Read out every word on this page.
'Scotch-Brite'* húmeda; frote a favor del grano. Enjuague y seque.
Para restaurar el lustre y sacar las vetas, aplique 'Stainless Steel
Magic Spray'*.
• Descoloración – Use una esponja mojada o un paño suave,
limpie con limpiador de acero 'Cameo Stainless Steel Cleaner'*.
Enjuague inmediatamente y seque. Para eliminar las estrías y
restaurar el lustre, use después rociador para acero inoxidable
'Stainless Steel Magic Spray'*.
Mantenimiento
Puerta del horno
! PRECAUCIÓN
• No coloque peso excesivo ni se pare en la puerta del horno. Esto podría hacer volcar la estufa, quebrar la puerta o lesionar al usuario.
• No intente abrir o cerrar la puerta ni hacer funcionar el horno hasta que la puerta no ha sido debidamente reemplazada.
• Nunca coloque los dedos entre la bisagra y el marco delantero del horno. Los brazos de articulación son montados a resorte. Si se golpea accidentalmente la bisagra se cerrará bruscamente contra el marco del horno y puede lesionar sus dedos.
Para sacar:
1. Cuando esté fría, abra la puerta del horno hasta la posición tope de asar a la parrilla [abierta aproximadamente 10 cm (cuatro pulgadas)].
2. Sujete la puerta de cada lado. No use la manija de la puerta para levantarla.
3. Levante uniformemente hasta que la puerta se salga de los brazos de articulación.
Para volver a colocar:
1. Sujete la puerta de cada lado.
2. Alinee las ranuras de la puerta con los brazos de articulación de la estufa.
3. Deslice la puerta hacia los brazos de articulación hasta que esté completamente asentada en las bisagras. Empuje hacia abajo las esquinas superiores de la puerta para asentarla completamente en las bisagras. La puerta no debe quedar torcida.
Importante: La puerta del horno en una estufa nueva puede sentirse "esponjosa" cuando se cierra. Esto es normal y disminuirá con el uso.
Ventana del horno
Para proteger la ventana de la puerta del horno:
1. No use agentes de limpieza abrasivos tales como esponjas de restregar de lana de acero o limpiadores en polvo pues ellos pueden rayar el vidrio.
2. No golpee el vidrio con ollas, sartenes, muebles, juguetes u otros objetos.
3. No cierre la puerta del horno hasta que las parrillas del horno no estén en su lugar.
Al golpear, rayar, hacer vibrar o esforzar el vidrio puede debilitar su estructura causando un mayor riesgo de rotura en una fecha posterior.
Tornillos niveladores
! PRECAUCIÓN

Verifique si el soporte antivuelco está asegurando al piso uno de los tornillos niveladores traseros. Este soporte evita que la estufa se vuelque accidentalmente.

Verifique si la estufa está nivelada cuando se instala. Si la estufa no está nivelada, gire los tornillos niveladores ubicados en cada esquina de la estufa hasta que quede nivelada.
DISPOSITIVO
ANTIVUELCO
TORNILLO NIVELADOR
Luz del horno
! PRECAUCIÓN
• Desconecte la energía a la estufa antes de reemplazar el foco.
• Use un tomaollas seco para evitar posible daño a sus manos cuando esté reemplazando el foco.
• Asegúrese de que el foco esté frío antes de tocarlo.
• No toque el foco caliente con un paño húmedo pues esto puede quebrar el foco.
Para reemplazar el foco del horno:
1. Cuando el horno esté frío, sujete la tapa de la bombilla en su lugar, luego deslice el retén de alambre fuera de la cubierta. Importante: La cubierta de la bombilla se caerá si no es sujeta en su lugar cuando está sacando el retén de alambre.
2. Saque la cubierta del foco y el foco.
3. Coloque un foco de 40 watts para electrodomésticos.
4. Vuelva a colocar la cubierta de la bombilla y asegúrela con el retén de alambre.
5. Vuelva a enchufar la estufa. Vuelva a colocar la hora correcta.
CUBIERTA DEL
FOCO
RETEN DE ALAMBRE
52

********

__Aim__
Repeat all of the entries exactly.

__Answer below__
Read out every word on this page.
'Scotch-Brite'* húmeda; frote a favor del grano. Enjuague y seque.
Para restaurar el lustre y sacar las vetas, aplique 'Stainless Steel
Magic Spray'*.
• Descoloración – Use una esponja mojada o un paño suave,
limpie con limpiador de acero 'Cameo Stainless Steel Cleaner'*.
Enjuague inmediatamente y seque. Para eliminar las estrías y
restaurar el lustre, use después rociador para acero inoxidable
'Stainless Steel Magic Spray'*.
Mantenimiento
Puerta del horno
! PRECAUCIÓN
• No coloque peso excesivo ni se pare en la puerta del horno. Esto podría hacer volcar la estufa, quebrar la puerta o lesionar al usuario.
• No intente abrir o cerrar la puerta ni hacer funcionar el horno hasta que la puerta no ha sido debidamente reemplazada.
• Nunca coloque los dedos entre la bisagra y el marco delantero del horno. Los brazos de articulación son montados a resorte. Si se golpea accidentalmente la bisagra se cerrará bruscamente contra el marco del horno y puede lesionar sus dedos.
Para sacar:
1. Cuando esté fría, abra la puerta del horno hasta la posición tope de asar a la parrilla [abierta aproximadamente 10 cm (cuatro pulgadas)].
2. Sujete la puerta de cada lado. No use la manija de la puerta para levantarla.
3. Levante uniformemente hasta que la puerta se salga de los brazos de articulación.
Para volver a colocar:
1. Sujete la puerta de cada lado.
2. Alinee las ranuras de la puerta con los brazos de articulación de la estufa.
3. Deslice la puerta hacia los brazos de articulación hasta que esté completamente asentada en las bisagras. Empuje hacia abajo las esquinas superiores de la puerta para asentarla completamente en las bisagras. La puerta no debe quedar torcida.
Importante: La puerta del horno en una estufa nueva puede sentirse "esponjosa" cuando se cierra. Esto es normal y disminuirá con el uso.
Ventana del horno
Para proteger la ventana de la puerta del horno:
1. No use agentes de limpieza abrasivos tales como esponjas de restregar de lana de acero o limpiadores en polvo pues ellos pueden rayar el vidrio.
2. No golpee el vidrio con ollas, sartenes, muebles, juguetes u otros objetos.
3. No cierre la puerta del horno hasta que las parrillas del horno no estén en su lugar.
Al golpear, rayar, hacer vibrar o esforzar el vidrio puede debilitar su estructura causando un mayor riesgo de rotura en una fecha posterior.
Tornillos niveladores
! PRECAUCIÓN

Verifique si el soporte antivuelco está asegurando al piso uno de los tornillos niveladores traseros. Este soporte evita que la estufa se vuelque accidentalmente.

Verifique si la estufa está nivelada cuando se instala. Si la estufa no está nivelada, gire los tornillos niveladores ubicados en cada esquina de la estufa hasta que quede nivelada.
DISPOSITIVO
ANTIVUELCO
TORNILLO NIVELADOR
Luz del horno
! PRECAUCIÓN
• Desconecte la energía a la estufa antes de reemplazar el foco.
• Use un tomaollas seco para evitar posible daño a sus manos cuando esté reemplazando el foco.
• Asegúrese de que el foco esté frío antes de tocarlo.
• No toque el foco caliente con un paño húmedo pues esto puede quebrar el foco.
Para reemplazar el foco del horno:
1. Cuando el horno esté frío, sujete la tapa de la bombilla en su lugar, luego deslice el retén de alambre fuera de la cubierta. Importante: La cubierta de la bombilla se caerá si no es sujeta en su lugar cuando está sacando el retén de alambre.
2. Saque la cubierta del foco y el foco.
3. Coloque un foco de 40 watts para electrodomésticos.
4. Vuelva a colocar la cubierta de la bombilla y asegúrela con el retén de alambre.
5. Vuelva a enchufar la estufa. Vuelva a colocar la hora correcta.
CUBIERTA DEL
FOCO
RETEN DE ALAMBRE
52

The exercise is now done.